===== Given data =====
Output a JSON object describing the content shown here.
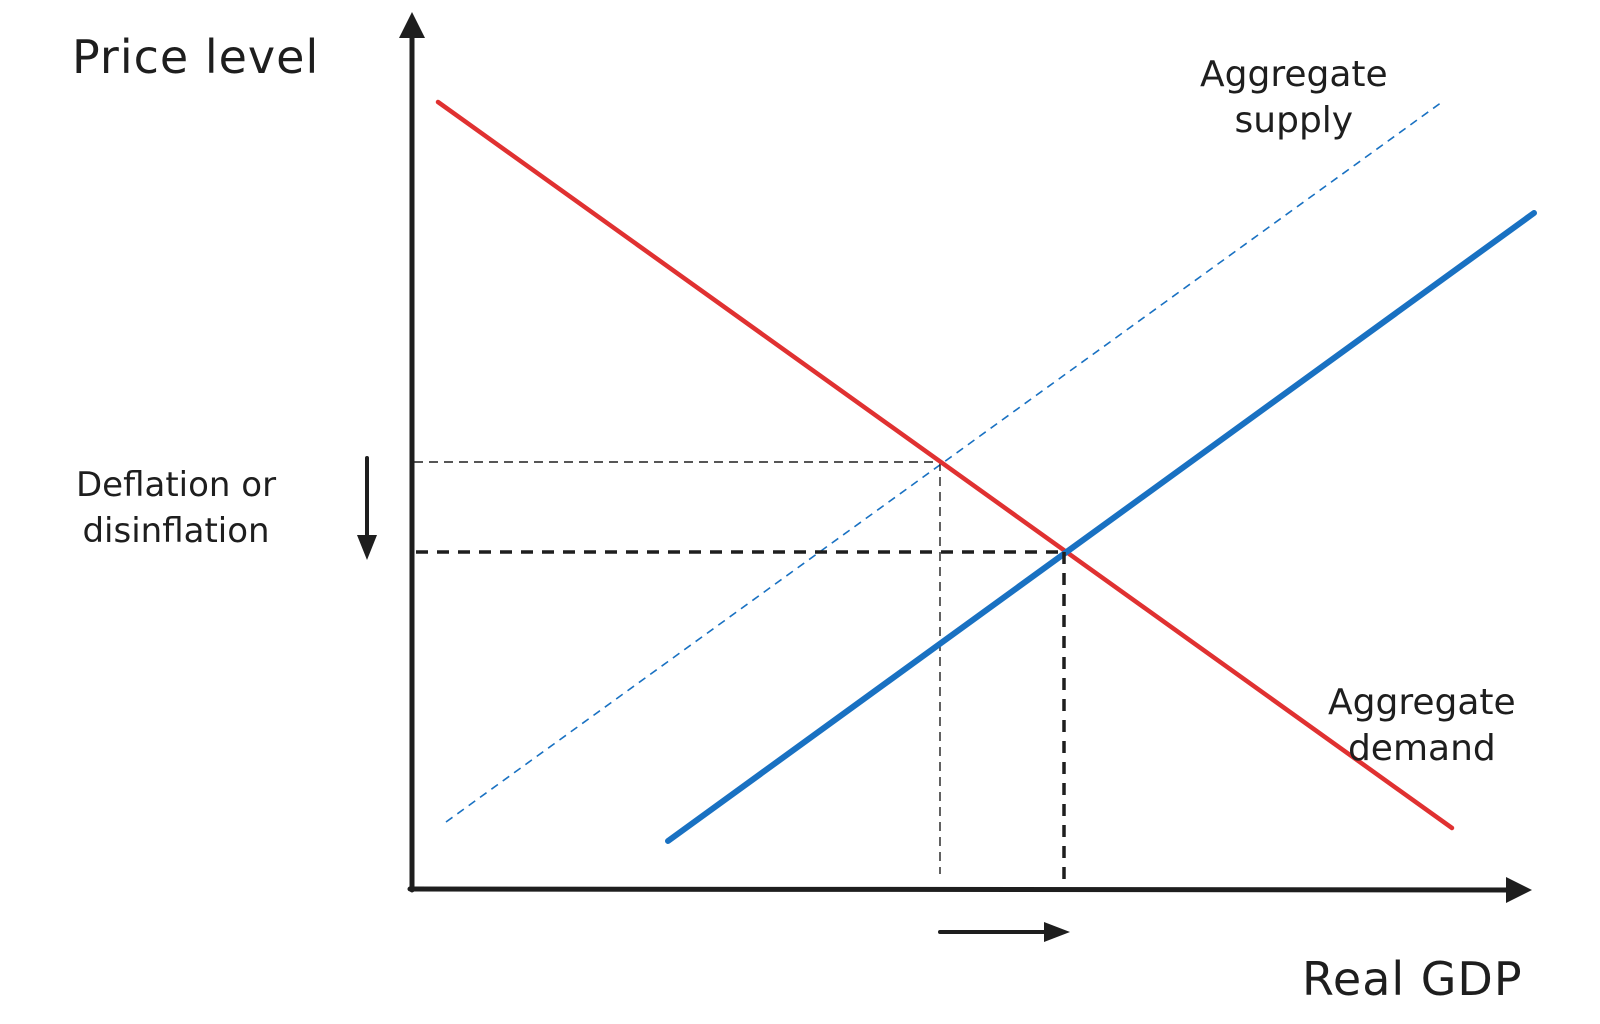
{
  "diagram": {
    "y_axis_title": "Price level",
    "x_axis_title": "Real GDP",
    "supply_label_line1": "Aggregate",
    "supply_label_line2": "supply",
    "demand_label_line1": "Aggregate",
    "demand_label_line2": "demand",
    "price_change_line1": "Deflation or",
    "price_change_line2": "disinflation"
  },
  "colors": {
    "demand": "#e03131",
    "supply": "#1971c2",
    "ink": "#1e1e1e",
    "background": "#ffffff"
  }
}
=====
Aim of the exercise: Quote every line word for word and keep the images out of the copy.

Solution to this task:
Output a JSON object describing the content shown here.
{
  "diagram": {
    "y_axis_title": "Price level",
    "x_axis_title": "Real GDP",
    "supply_label_line1": "Aggregate",
    "supply_label_line2": "supply",
    "demand_label_line1": "Aggregate",
    "demand_label_line2": "demand",
    "price_change_line1": "Deflation or",
    "price_change_line2": "disinflation"
  },
  "colors": {
    "demand": "#e03131",
    "supply": "#1971c2",
    "ink": "#1e1e1e",
    "background": "#ffffff"
  }
}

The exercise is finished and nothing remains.